== To do ==
Output every entry exactly as written, skipping any pictures.

== Records for this task ==
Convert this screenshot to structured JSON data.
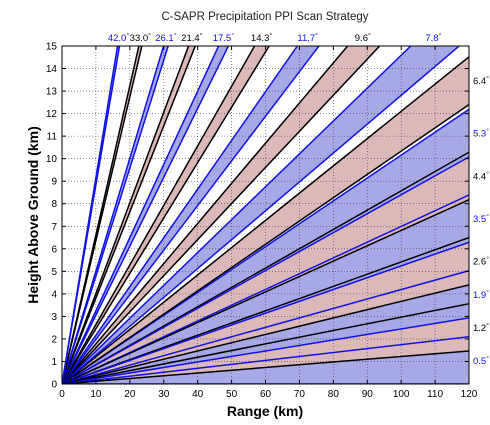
{
  "chart_data": {
    "type": "line",
    "title": "C-SAPR Precipitation PPI Scan Strategy",
    "xlabel": "Range (km)",
    "ylabel": "Height Above Ground (km)",
    "xlim": [
      0,
      120
    ],
    "ylim": [
      0,
      15
    ],
    "xticks": [
      "0",
      "10",
      "20",
      "30",
      "40",
      "50",
      "60",
      "70",
      "80",
      "90",
      "100",
      "110",
      "120"
    ],
    "yticks": [
      "0",
      "1",
      "2",
      "3",
      "4",
      "5",
      "6",
      "7",
      "8",
      "9",
      "10",
      "11",
      "12",
      "13",
      "14",
      "15"
    ],
    "grid": true,
    "beam_width_deg": 1.0,
    "beam_origin_km": 0,
    "colors": {
      "black": "#000000",
      "blue": "#1010e8",
      "blue_fill": "#a7a8e6",
      "pink_fill": "#dcb8b8"
    },
    "series": [
      {
        "angle": 0.5,
        "label": "0.5",
        "color": "blue",
        "fill": "blue_fill",
        "label_side": "right"
      },
      {
        "angle": 1.2,
        "label": "1.2",
        "color": "black",
        "fill": "pink_fill",
        "label_side": "right"
      },
      {
        "angle": 1.9,
        "label": "1.9",
        "color": "blue",
        "fill": "blue_fill",
        "label_side": "right"
      },
      {
        "angle": 2.6,
        "label": "2.6",
        "color": "black",
        "fill": "pink_fill",
        "label_side": "right"
      },
      {
        "angle": 3.5,
        "label": "3.5",
        "color": "blue",
        "fill": "blue_fill",
        "label_side": "right"
      },
      {
        "angle": 4.4,
        "label": "4.4",
        "color": "black",
        "fill": "pink_fill",
        "label_side": "right"
      },
      {
        "angle": 5.3,
        "label": "5.3",
        "color": "blue",
        "fill": "blue_fill",
        "label_side": "right"
      },
      {
        "angle": 6.4,
        "label": "6.4",
        "color": "black",
        "fill": "pink_fill",
        "label_side": "right"
      },
      {
        "angle": 7.8,
        "label": "7.8",
        "color": "blue",
        "fill": "blue_fill",
        "label_side": "top"
      },
      {
        "angle": 9.6,
        "label": "9.6",
        "color": "black",
        "fill": "pink_fill",
        "label_side": "top"
      },
      {
        "angle": 11.7,
        "label": "11.7",
        "color": "blue",
        "fill": "blue_fill",
        "label_side": "top"
      },
      {
        "angle": 14.3,
        "label": "14.3",
        "color": "black",
        "fill": "pink_fill",
        "label_side": "top"
      },
      {
        "angle": 17.5,
        "label": "17.5",
        "color": "blue",
        "fill": "blue_fill",
        "label_side": "top"
      },
      {
        "angle": 21.4,
        "label": "21.4",
        "color": "black",
        "fill": "pink_fill",
        "label_side": "top"
      },
      {
        "angle": 26.1,
        "label": "26.1",
        "color": "blue",
        "fill": "blue_fill",
        "label_side": "top"
      },
      {
        "angle": 33.0,
        "label": "33.0",
        "color": "black",
        "fill": "pink_fill",
        "label_side": "top"
      },
      {
        "angle": 42.0,
        "label": "42.0",
        "color": "blue",
        "fill": "blue_fill",
        "label_side": "top"
      }
    ]
  }
}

== Worked solution ==
Convert this screenshot to structured JSON data.
{
  "chart_data": {
    "type": "line",
    "title": "C-SAPR Precipitation PPI Scan Strategy",
    "xlabel": "Range (km)",
    "ylabel": "Height Above Ground (km)",
    "xlim": [
      0,
      120
    ],
    "ylim": [
      0,
      15
    ],
    "xticks": [
      "0",
      "10",
      "20",
      "30",
      "40",
      "50",
      "60",
      "70",
      "80",
      "90",
      "100",
      "110",
      "120"
    ],
    "yticks": [
      "0",
      "1",
      "2",
      "3",
      "4",
      "5",
      "6",
      "7",
      "8",
      "9",
      "10",
      "11",
      "12",
      "13",
      "14",
      "15"
    ],
    "grid": true,
    "beam_width_deg": 1.0,
    "beam_origin_km": 0,
    "colors": {
      "black": "#000000",
      "blue": "#1010e8",
      "blue_fill": "#a7a8e6",
      "pink_fill": "#dcb8b8"
    },
    "series": [
      {
        "angle": 0.5,
        "label": "0.5",
        "color": "blue",
        "fill": "blue_fill",
        "label_side": "right"
      },
      {
        "angle": 1.2,
        "label": "1.2",
        "color": "black",
        "fill": "pink_fill",
        "label_side": "right"
      },
      {
        "angle": 1.9,
        "label": "1.9",
        "color": "blue",
        "fill": "blue_fill",
        "label_side": "right"
      },
      {
        "angle": 2.6,
        "label": "2.6",
        "color": "black",
        "fill": "pink_fill",
        "label_side": "right"
      },
      {
        "angle": 3.5,
        "label": "3.5",
        "color": "blue",
        "fill": "blue_fill",
        "label_side": "right"
      },
      {
        "angle": 4.4,
        "label": "4.4",
        "color": "black",
        "fill": "pink_fill",
        "label_side": "right"
      },
      {
        "angle": 5.3,
        "label": "5.3",
        "color": "blue",
        "fill": "blue_fill",
        "label_side": "right"
      },
      {
        "angle": 6.4,
        "label": "6.4",
        "color": "black",
        "fill": "pink_fill",
        "label_side": "right"
      },
      {
        "angle": 7.8,
        "label": "7.8",
        "color": "blue",
        "fill": "blue_fill",
        "label_side": "top"
      },
      {
        "angle": 9.6,
        "label": "9.6",
        "color": "black",
        "fill": "pink_fill",
        "label_side": "top"
      },
      {
        "angle": 11.7,
        "label": "11.7",
        "color": "blue",
        "fill": "blue_fill",
        "label_side": "top"
      },
      {
        "angle": 14.3,
        "label": "14.3",
        "color": "black",
        "fill": "pink_fill",
        "label_side": "top"
      },
      {
        "angle": 17.5,
        "label": "17.5",
        "color": "blue",
        "fill": "blue_fill",
        "label_side": "top"
      },
      {
        "angle": 21.4,
        "label": "21.4",
        "color": "black",
        "fill": "pink_fill",
        "label_side": "top"
      },
      {
        "angle": 26.1,
        "label": "26.1",
        "color": "blue",
        "fill": "blue_fill",
        "label_side": "top"
      },
      {
        "angle": 33.0,
        "label": "33.0",
        "color": "black",
        "fill": "pink_fill",
        "label_side": "top"
      },
      {
        "angle": 42.0,
        "label": "42.0",
        "color": "blue",
        "fill": "blue_fill",
        "label_side": "top"
      }
    ]
  }
}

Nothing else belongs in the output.